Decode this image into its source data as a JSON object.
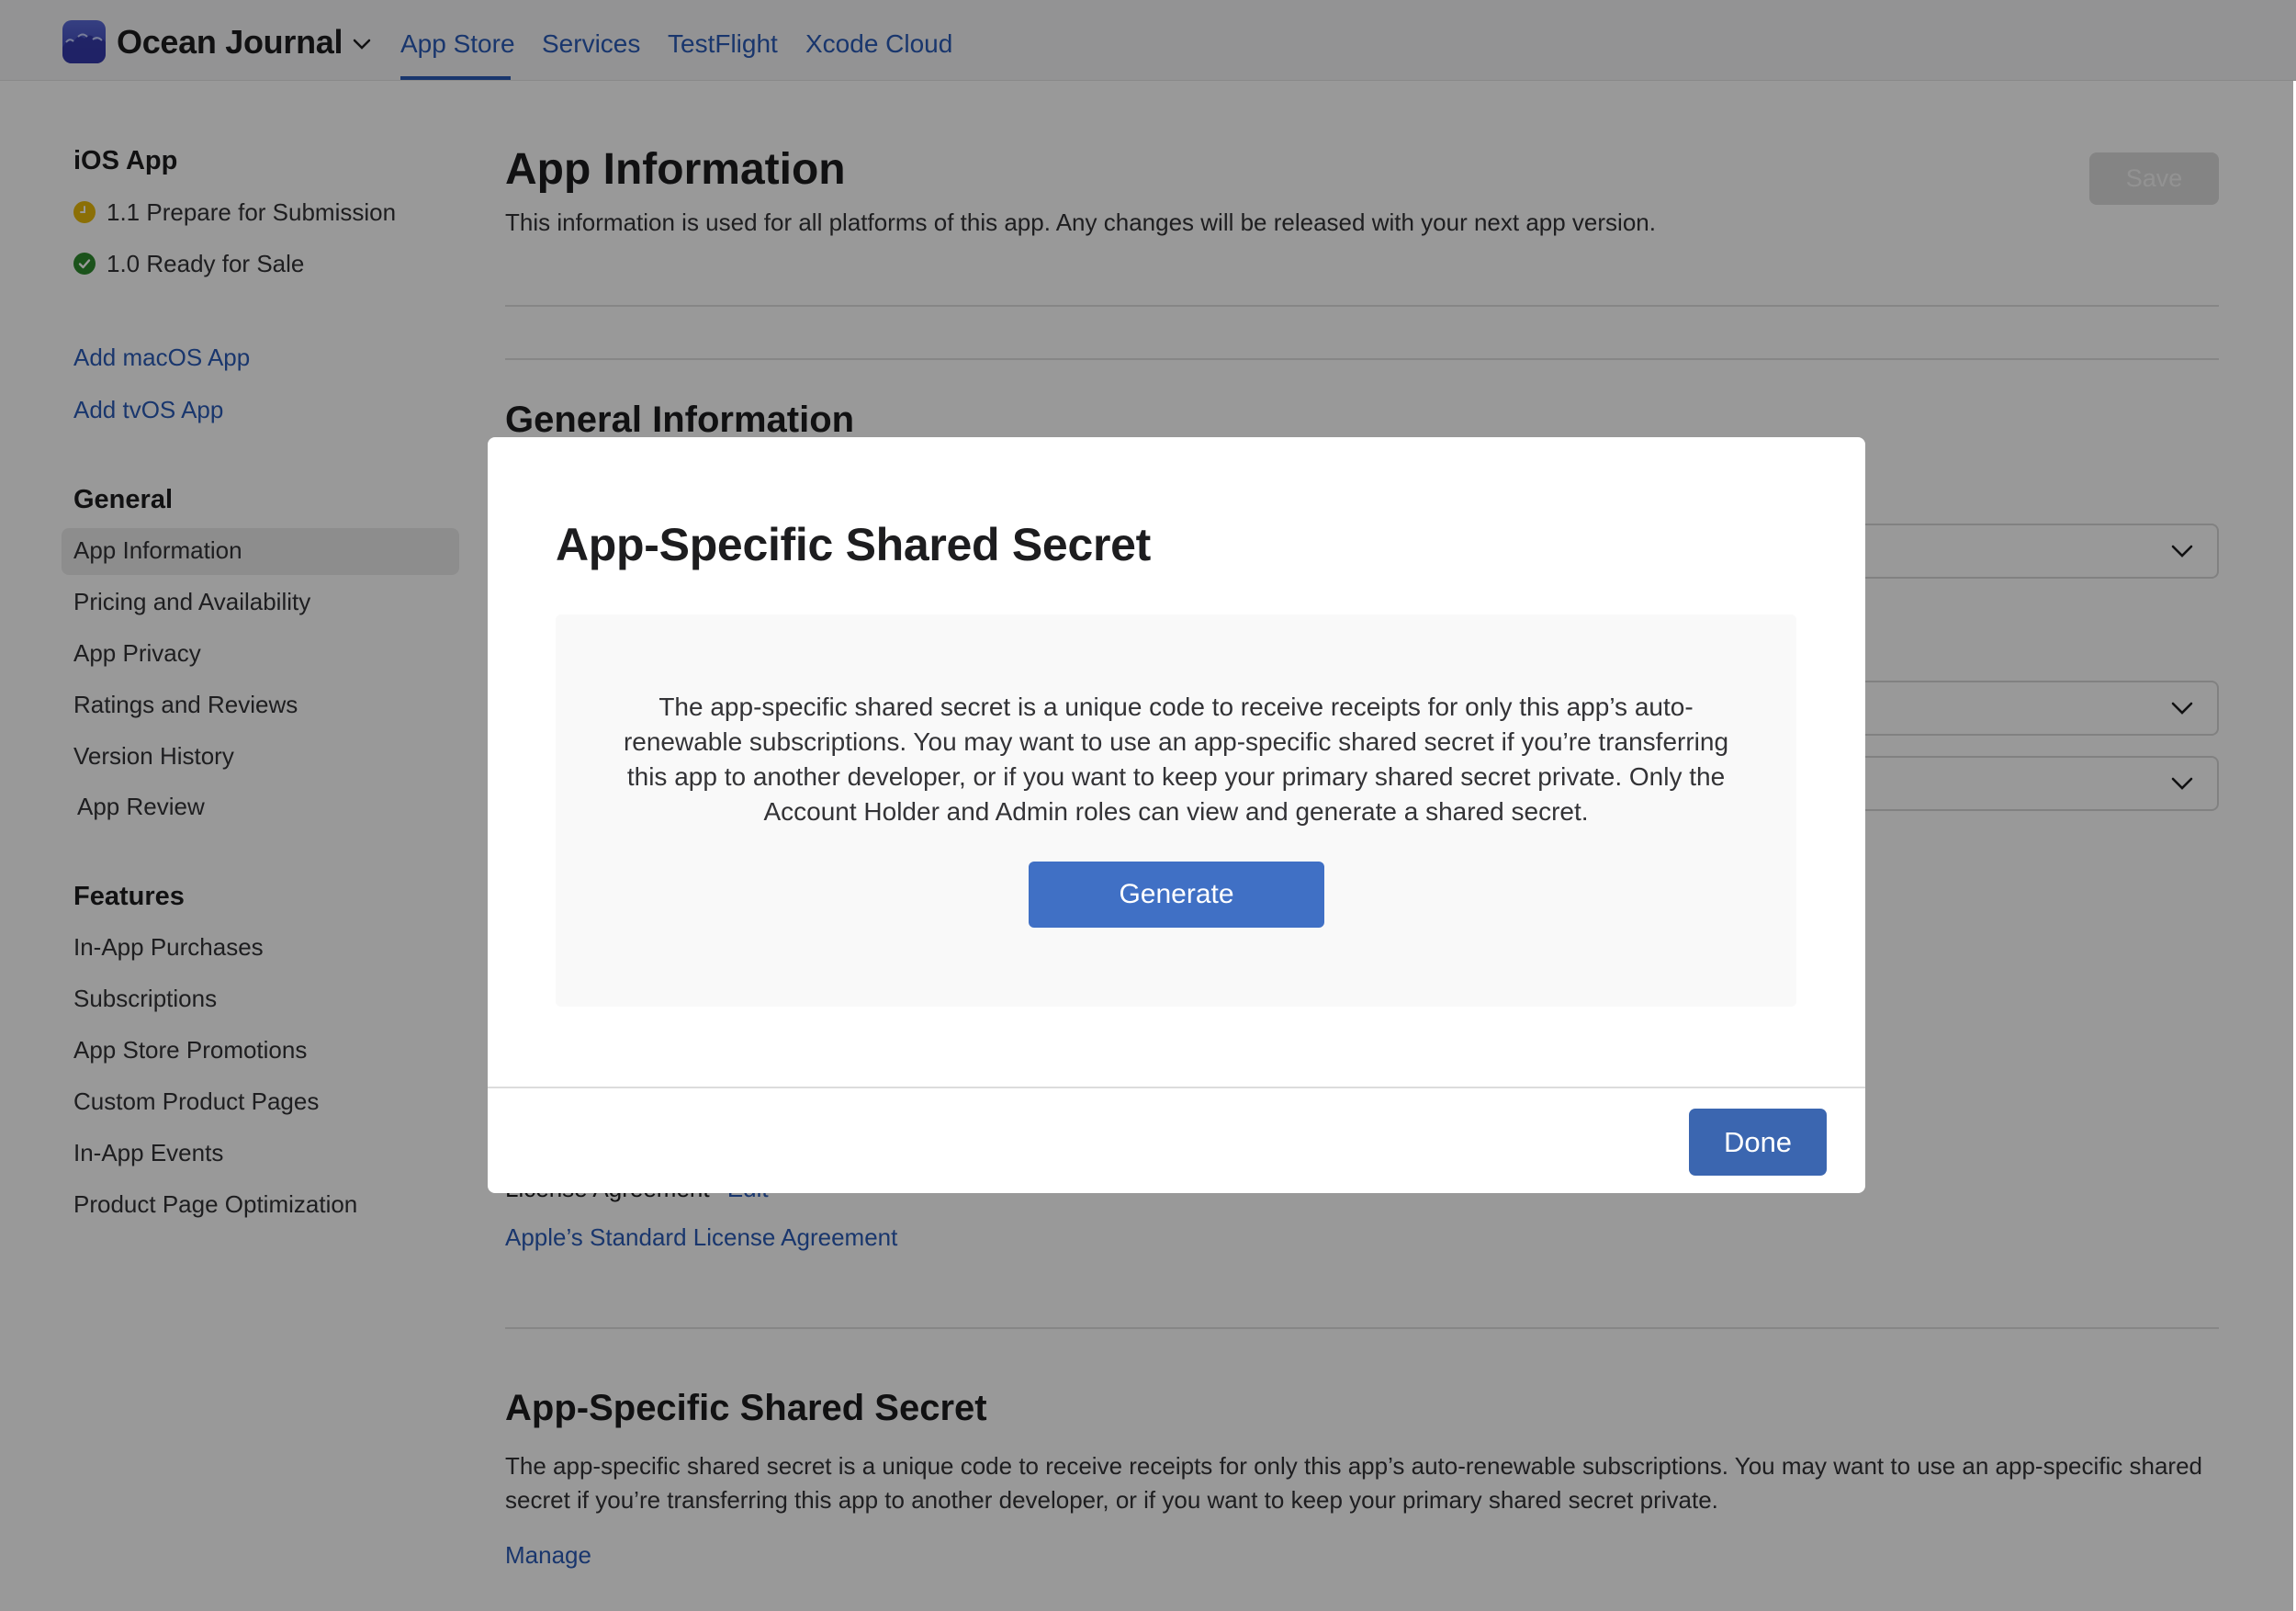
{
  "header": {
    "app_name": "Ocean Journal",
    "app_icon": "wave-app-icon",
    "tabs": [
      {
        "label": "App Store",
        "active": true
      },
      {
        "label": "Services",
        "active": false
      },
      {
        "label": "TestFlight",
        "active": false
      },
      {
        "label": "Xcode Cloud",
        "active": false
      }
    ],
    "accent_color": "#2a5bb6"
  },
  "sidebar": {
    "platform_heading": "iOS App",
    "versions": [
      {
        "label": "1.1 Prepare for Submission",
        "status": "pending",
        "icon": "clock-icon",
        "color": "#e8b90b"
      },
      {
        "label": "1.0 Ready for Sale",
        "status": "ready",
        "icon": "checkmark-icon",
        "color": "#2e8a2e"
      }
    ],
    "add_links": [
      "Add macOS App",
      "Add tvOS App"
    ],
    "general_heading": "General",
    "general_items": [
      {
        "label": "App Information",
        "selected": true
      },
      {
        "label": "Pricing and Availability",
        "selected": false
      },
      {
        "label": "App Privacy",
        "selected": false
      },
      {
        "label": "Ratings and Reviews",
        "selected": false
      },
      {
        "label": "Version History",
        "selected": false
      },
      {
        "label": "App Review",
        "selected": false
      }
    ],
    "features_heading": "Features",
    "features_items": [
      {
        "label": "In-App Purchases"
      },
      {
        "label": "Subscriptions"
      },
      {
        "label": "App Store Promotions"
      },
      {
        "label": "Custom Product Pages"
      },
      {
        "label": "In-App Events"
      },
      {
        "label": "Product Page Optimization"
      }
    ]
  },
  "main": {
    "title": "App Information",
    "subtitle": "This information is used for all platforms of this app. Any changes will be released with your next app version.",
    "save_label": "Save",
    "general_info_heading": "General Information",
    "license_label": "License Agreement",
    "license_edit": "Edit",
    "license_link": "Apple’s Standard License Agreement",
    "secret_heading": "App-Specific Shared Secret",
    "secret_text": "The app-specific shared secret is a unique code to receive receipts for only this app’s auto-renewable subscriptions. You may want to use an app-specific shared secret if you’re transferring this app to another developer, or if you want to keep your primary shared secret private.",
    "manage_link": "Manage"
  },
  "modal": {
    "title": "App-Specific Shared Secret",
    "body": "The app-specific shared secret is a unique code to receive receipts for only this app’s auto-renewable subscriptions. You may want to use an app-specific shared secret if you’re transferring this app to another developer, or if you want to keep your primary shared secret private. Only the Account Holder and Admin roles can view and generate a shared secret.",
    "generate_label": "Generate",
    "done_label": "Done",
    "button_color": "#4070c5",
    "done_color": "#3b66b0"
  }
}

##############################

* [Task statement] Leave the pictures out and print the records above exactly as they stand.

* [Answer to this exercise]
Decode this image into its source data as a JSON object.
{
  "header": {
    "app_name": "Ocean Journal",
    "app_icon": "wave-app-icon",
    "tabs": [
      {
        "label": "App Store",
        "active": true
      },
      {
        "label": "Services",
        "active": false
      },
      {
        "label": "TestFlight",
        "active": false
      },
      {
        "label": "Xcode Cloud",
        "active": false
      }
    ],
    "accent_color": "#2a5bb6"
  },
  "sidebar": {
    "platform_heading": "iOS App",
    "versions": [
      {
        "label": "1.1 Prepare for Submission",
        "status": "pending",
        "icon": "clock-icon",
        "color": "#e8b90b"
      },
      {
        "label": "1.0 Ready for Sale",
        "status": "ready",
        "icon": "checkmark-icon",
        "color": "#2e8a2e"
      }
    ],
    "add_links": [
      "Add macOS App",
      "Add tvOS App"
    ],
    "general_heading": "General",
    "general_items": [
      {
        "label": "App Information",
        "selected": true
      },
      {
        "label": "Pricing and Availability",
        "selected": false
      },
      {
        "label": "App Privacy",
        "selected": false
      },
      {
        "label": "Ratings and Reviews",
        "selected": false
      },
      {
        "label": "Version History",
        "selected": false
      },
      {
        "label": "App Review",
        "selected": false
      }
    ],
    "features_heading": "Features",
    "features_items": [
      {
        "label": "In-App Purchases"
      },
      {
        "label": "Subscriptions"
      },
      {
        "label": "App Store Promotions"
      },
      {
        "label": "Custom Product Pages"
      },
      {
        "label": "In-App Events"
      },
      {
        "label": "Product Page Optimization"
      }
    ]
  },
  "main": {
    "title": "App Information",
    "subtitle": "This information is used for all platforms of this app. Any changes will be released with your next app version.",
    "save_label": "Save",
    "general_info_heading": "General Information",
    "license_label": "License Agreement",
    "license_edit": "Edit",
    "license_link": "Apple’s Standard License Agreement",
    "secret_heading": "App-Specific Shared Secret",
    "secret_text": "The app-specific shared secret is a unique code to receive receipts for only this app’s auto-renewable subscriptions. You may want to use an app-specific shared secret if you’re transferring this app to another developer, or if you want to keep your primary shared secret private.",
    "manage_link": "Manage"
  },
  "modal": {
    "title": "App-Specific Shared Secret",
    "body": "The app-specific shared secret is a unique code to receive receipts for only this app’s auto-renewable subscriptions. You may want to use an app-specific shared secret if you’re transferring this app to another developer, or if you want to keep your primary shared secret private. Only the Account Holder and Admin roles can view and generate a shared secret.",
    "generate_label": "Generate",
    "done_label": "Done",
    "button_color": "#4070c5",
    "done_color": "#3b66b0"
  }
}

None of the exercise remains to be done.